Dataset items:
* * *
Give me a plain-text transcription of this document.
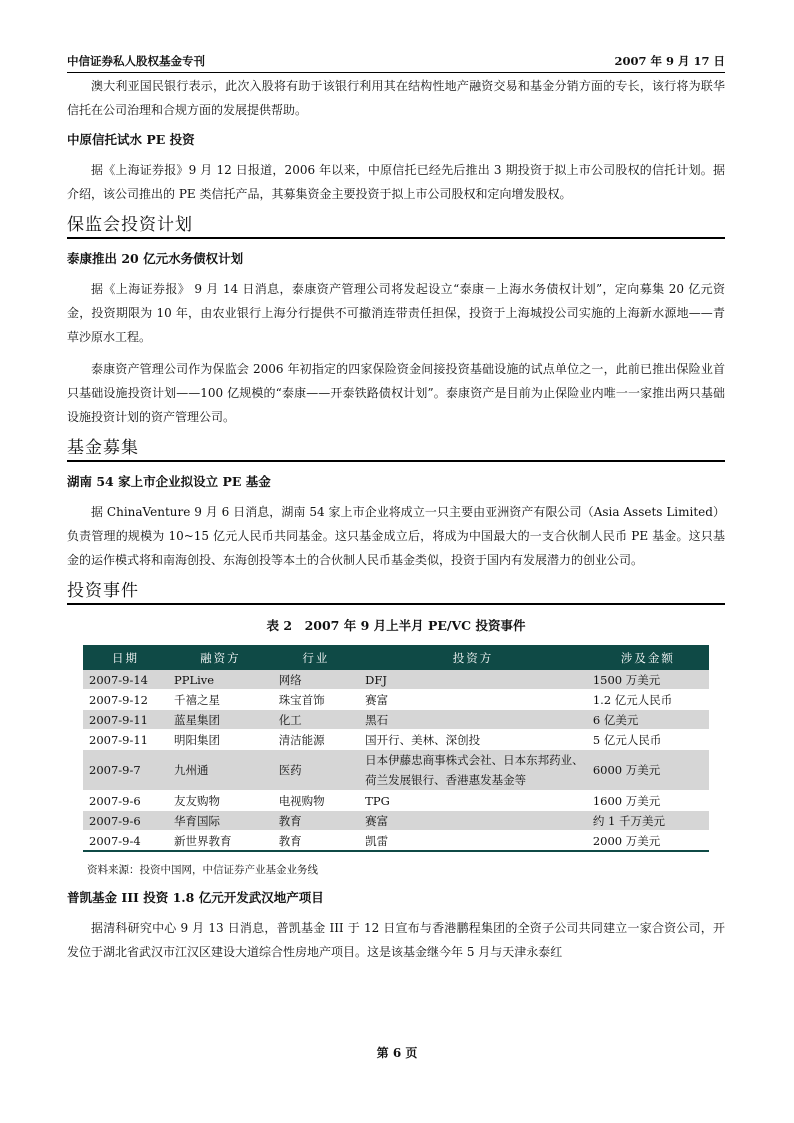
中信证券私人股权基金专刊	2007 年 9 月 17 日

澳大利亚国民银行表示，此次入股将有助于该银行利用其在结构性地产融资交易和基金分销方面的专长，该行将为联华信托在公司治理和合规方面的发展提供帮助。

中原信托试水 PE 投资

据《上海证券报》9 月 12 日报道，2006 年以来，中原信托已经先后推出 3 期投资于拟上市公司股权的信托计划。据介绍，该公司推出的 PE 类信托产品，其募集资金主要投资于拟上市公司股权和定向增发股权。

保监会投资计划
泰康推出 20 亿元水务债权计划

据《上海证券报》 9 月 14 日消息，泰康资产管理公司将发起设立“泰康－上海水务债权计划”，定向募集 20 亿元资金，投资期限为 10 年，由农业银行上海分行提供不可撤消连带责任担保，投资于上海城投公司实施的上海新水源地——青草沙原水工程。

泰康资产管理公司作为保监会 2006 年初指定的四家保险资金间接投资基础设施的试点单位之一，此前已推出保险业首只基础设施投资计划——100 亿规模的“泰康——开泰铁路债权计划”。泰康资产是目前为止保险业内唯一一家推出两只基础设施投资计划的资产管理公司。

基金募集
湖南 54 家上市企业拟设立 PE 基金

据 ChinaVenture 9 月 6 日消息，湖南 54 家上市企业将成立一只主要由亚洲资产有限公司（Asia Assets Limited）负责管理的规模为 10~15 亿元人民币共同基金。这只基金成立后，将成为中国最大的一支合伙制人民币 PE 基金。这只基金的运作模式将和南海创投、东海创投等本土的合伙制人民币基金类似，投资于国内有发展潜力的创业公司。

投资事件
表 2　2007 年 9 月上半月 PE/VC 投资事件
日期	融资方	行业	投资方	涉及金额
2007-9-14	PPLive	网络	DFJ	1500 万美元
2007-9-12	千禧之星	珠宝首饰	赛富	1.2 亿元人民币
2007-9-11	蓝星集团	化工	黑石	6 亿美元
2007-9-11	明阳集团	清洁能源	国开行、美林、深创投	5 亿元人民币
2007-9-7	九州通	医药	日本伊藤忠商事株式会社、日本东邦药业、荷兰发展银行、香港惠发基金等	6000 万美元
2007-9-6	友友购物	电视购物	TPG	1600 万美元
2007-9-6	华育国际	教育	赛富	约 1 千万美元
2007-9-4	新世界教育	教育	凯雷	2000 万美元
资料来源：投资中国网，中信证券产业基金业务线
普凯基金 III 投资 1.8 亿元开发武汉地产项目

据清科研究中心 9 月 13 日消息，普凯基金 III 于 12 日宣布与香港鹏程集团的全资子公司共同建立一家合资公司，开发位于湖北省武汉市江汉区建设大道综合性房地产项目。这是该基金继今年 5 月与天津永泰红

第 6 页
* * *
WHAT YOU HAVE TO DO: Reproduce each entry precisely. Leave the pictures out.

ANSWER TO THIS EXERCISE:
Give me a plain-text transcription of this document.
中信证券私人股权基金专刊	2007 年 9 月 17 日

澳大利亚国民银行表示，此次入股将有助于该银行利用其在结构性地产融资交易和基金分销方面的专长，该行将为联华信托在公司治理和合规方面的发展提供帮助。

中原信托试水 PE 投资

据《上海证券报》9 月 12 日报道，2006 年以来，中原信托已经先后推出 3 期投资于拟上市公司股权的信托计划。据介绍，该公司推出的 PE 类信托产品，其募集资金主要投资于拟上市公司股权和定向增发股权。

保监会投资计划
泰康推出 20 亿元水务债权计划

据《上海证券报》 9 月 14 日消息，泰康资产管理公司将发起设立“泰康－上海水务债权计划”，定向募集 20 亿元资金，投资期限为 10 年，由农业银行上海分行提供不可撤消连带责任担保，投资于上海城投公司实施的上海新水源地——青草沙原水工程。

泰康资产管理公司作为保监会 2006 年初指定的四家保险资金间接投资基础设施的试点单位之一，此前已推出保险业首只基础设施投资计划——100 亿规模的“泰康——开泰铁路债权计划”。泰康资产是目前为止保险业内唯一一家推出两只基础设施投资计划的资产管理公司。

基金募集
湖南 54 家上市企业拟设立 PE 基金

据 ChinaVenture 9 月 6 日消息，湖南 54 家上市企业将成立一只主要由亚洲资产有限公司（Asia Assets Limited）负责管理的规模为 10~15 亿元人民币共同基金。这只基金成立后，将成为中国最大的一支合伙制人民币 PE 基金。这只基金的运作模式将和南海创投、东海创投等本土的合伙制人民币基金类似，投资于国内有发展潜力的创业公司。

投资事件
表 2　2007 年 9 月上半月 PE/VC 投资事件
日期	融资方	行业	投资方	涉及金额
2007-9-14	PPLive	网络	DFJ	1500 万美元
2007-9-12	千禧之星	珠宝首饰	赛富	1.2 亿元人民币
2007-9-11	蓝星集团	化工	黑石	6 亿美元
2007-9-11	明阳集团	清洁能源	国开行、美林、深创投	5 亿元人民币
2007-9-7	九州通	医药	日本伊藤忠商事株式会社、日本东邦药业、荷兰发展银行、香港惠发基金等	6000 万美元
2007-9-6	友友购物	电视购物	TPG	1600 万美元
2007-9-6	华育国际	教育	赛富	约 1 千万美元
2007-9-4	新世界教育	教育	凯雷	2000 万美元
资料来源：投资中国网，中信证券产业基金业务线
普凯基金 III 投资 1.8 亿元开发武汉地产项目

据清科研究中心 9 月 13 日消息，普凯基金 III 于 12 日宣布与香港鹏程集团的全资子公司共同建立一家合资公司，开发位于湖北省武汉市江汉区建设大道综合性房地产项目。这是该基金继今年 5 月与天津永泰红

第 6 页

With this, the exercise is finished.